--- WORK INSTRUCTIONS ---
Set down every entry again word for word, please, but skip the pictures.

--- SUPPLIED DATA ---
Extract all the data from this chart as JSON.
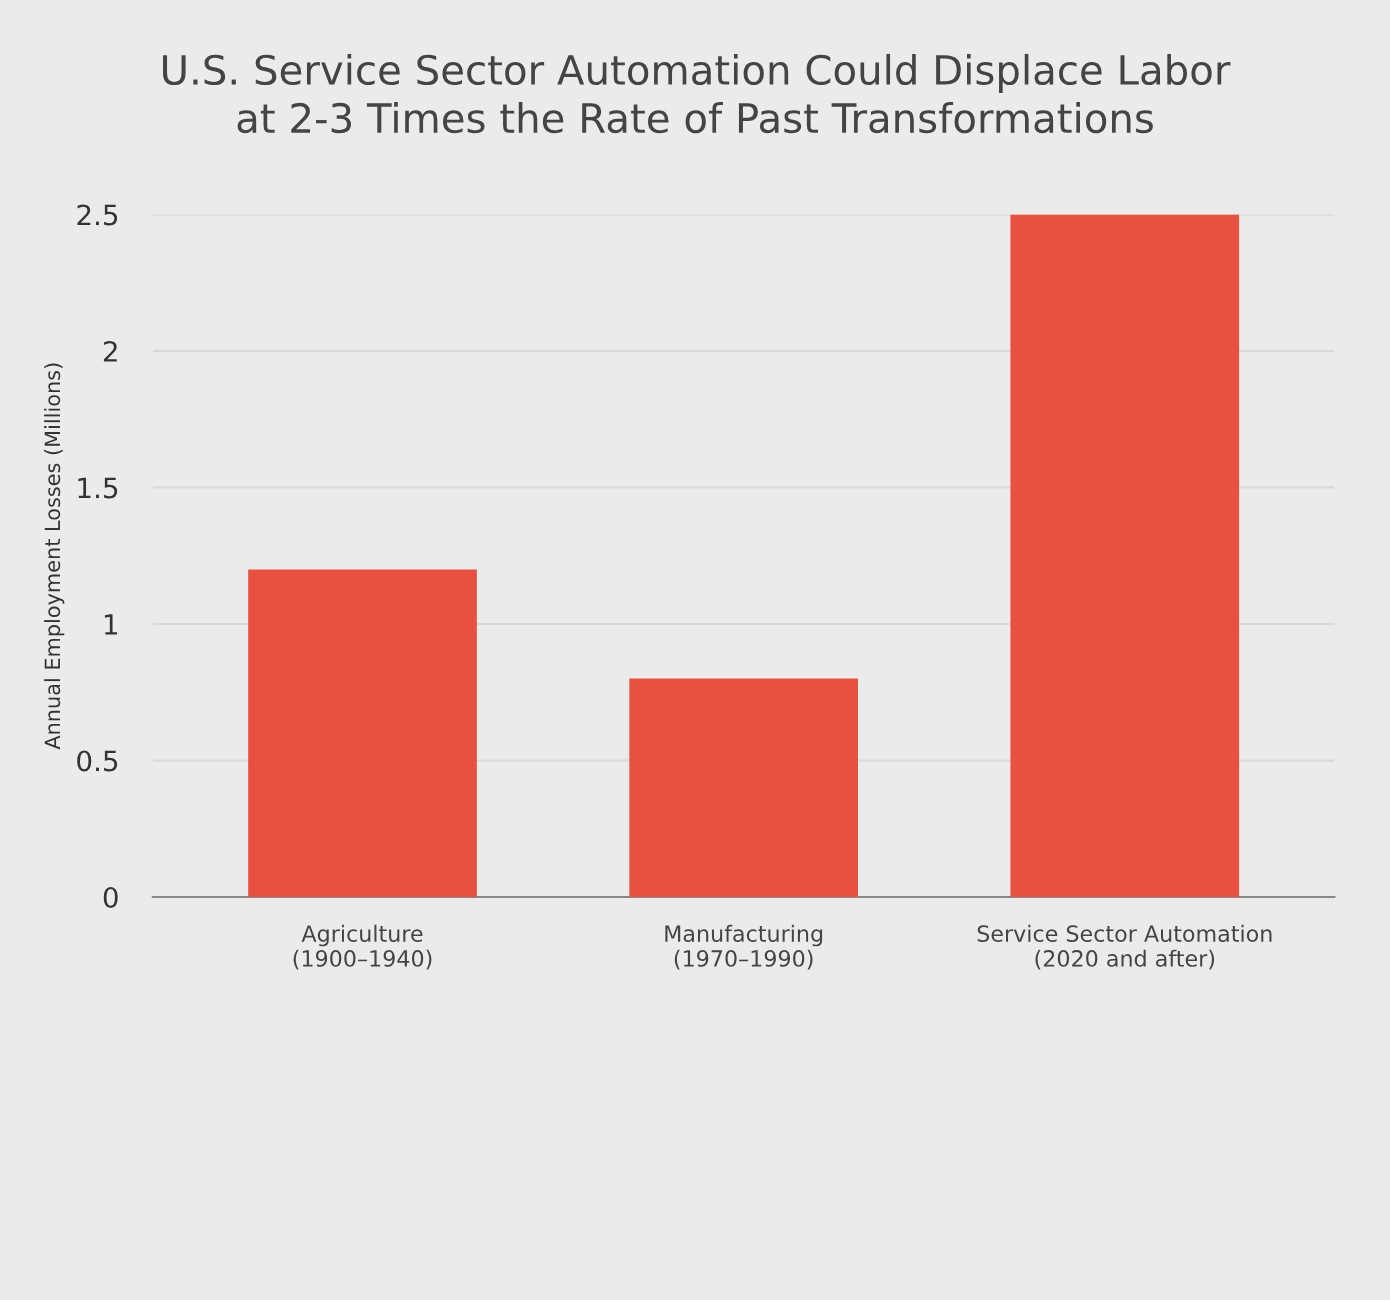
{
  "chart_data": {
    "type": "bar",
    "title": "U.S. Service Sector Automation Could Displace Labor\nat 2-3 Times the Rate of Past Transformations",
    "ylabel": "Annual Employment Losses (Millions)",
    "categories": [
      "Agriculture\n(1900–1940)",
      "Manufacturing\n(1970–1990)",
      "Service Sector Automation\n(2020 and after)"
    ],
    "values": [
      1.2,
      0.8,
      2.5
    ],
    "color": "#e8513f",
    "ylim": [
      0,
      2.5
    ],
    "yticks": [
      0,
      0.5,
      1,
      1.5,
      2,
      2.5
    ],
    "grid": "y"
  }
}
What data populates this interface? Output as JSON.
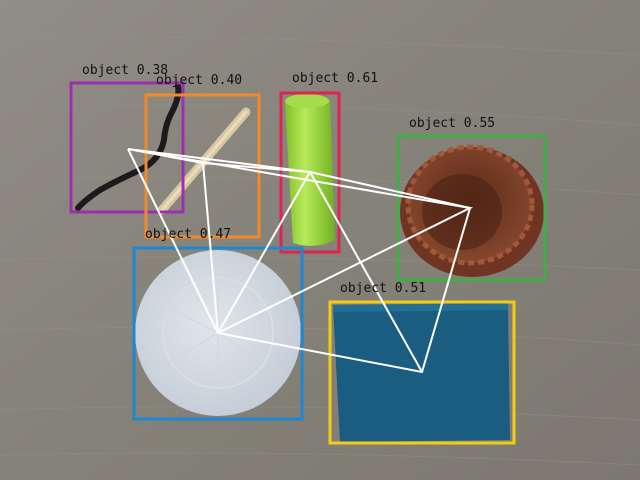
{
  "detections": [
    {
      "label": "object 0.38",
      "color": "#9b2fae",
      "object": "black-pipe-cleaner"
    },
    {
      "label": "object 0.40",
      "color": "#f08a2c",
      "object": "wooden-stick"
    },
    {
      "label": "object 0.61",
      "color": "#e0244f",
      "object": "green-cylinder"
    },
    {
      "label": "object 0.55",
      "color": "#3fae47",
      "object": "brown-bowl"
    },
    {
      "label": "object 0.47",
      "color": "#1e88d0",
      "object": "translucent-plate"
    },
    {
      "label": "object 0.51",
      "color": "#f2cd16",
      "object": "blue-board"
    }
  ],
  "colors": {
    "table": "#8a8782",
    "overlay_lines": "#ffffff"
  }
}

--- THE OUTPUT ---
Extract all the data from this chart as JSON.
{
  "chart_data": {
    "type": "bar",
    "title": "U.S. Service Sector Automation Could Displace Labor\nat 2-3 Times the Rate of Past Transformations",
    "ylabel": "Annual Employment Losses (Millions)",
    "categories": [
      "Agriculture\n(1900–1940)",
      "Manufacturing\n(1970–1990)",
      "Service Sector Automation\n(2020 and after)"
    ],
    "values": [
      1.2,
      0.8,
      2.5
    ],
    "color": "#e8513f",
    "ylim": [
      0,
      2.5
    ],
    "yticks": [
      0,
      0.5,
      1,
      1.5,
      2,
      2.5
    ],
    "grid": "y"
  }
}
What data populates this interface? Output as JSON.
{
  "detections": [
    {
      "label": "object 0.38",
      "color": "#9b2fae",
      "object": "black-pipe-cleaner"
    },
    {
      "label": "object 0.40",
      "color": "#f08a2c",
      "object": "wooden-stick"
    },
    {
      "label": "object 0.61",
      "color": "#e0244f",
      "object": "green-cylinder"
    },
    {
      "label": "object 0.55",
      "color": "#3fae47",
      "object": "brown-bowl"
    },
    {
      "label": "object 0.47",
      "color": "#1e88d0",
      "object": "translucent-plate"
    },
    {
      "label": "object 0.51",
      "color": "#f2cd16",
      "object": "blue-board"
    }
  ],
  "colors": {
    "table": "#8a8782",
    "overlay_lines": "#ffffff"
  }
}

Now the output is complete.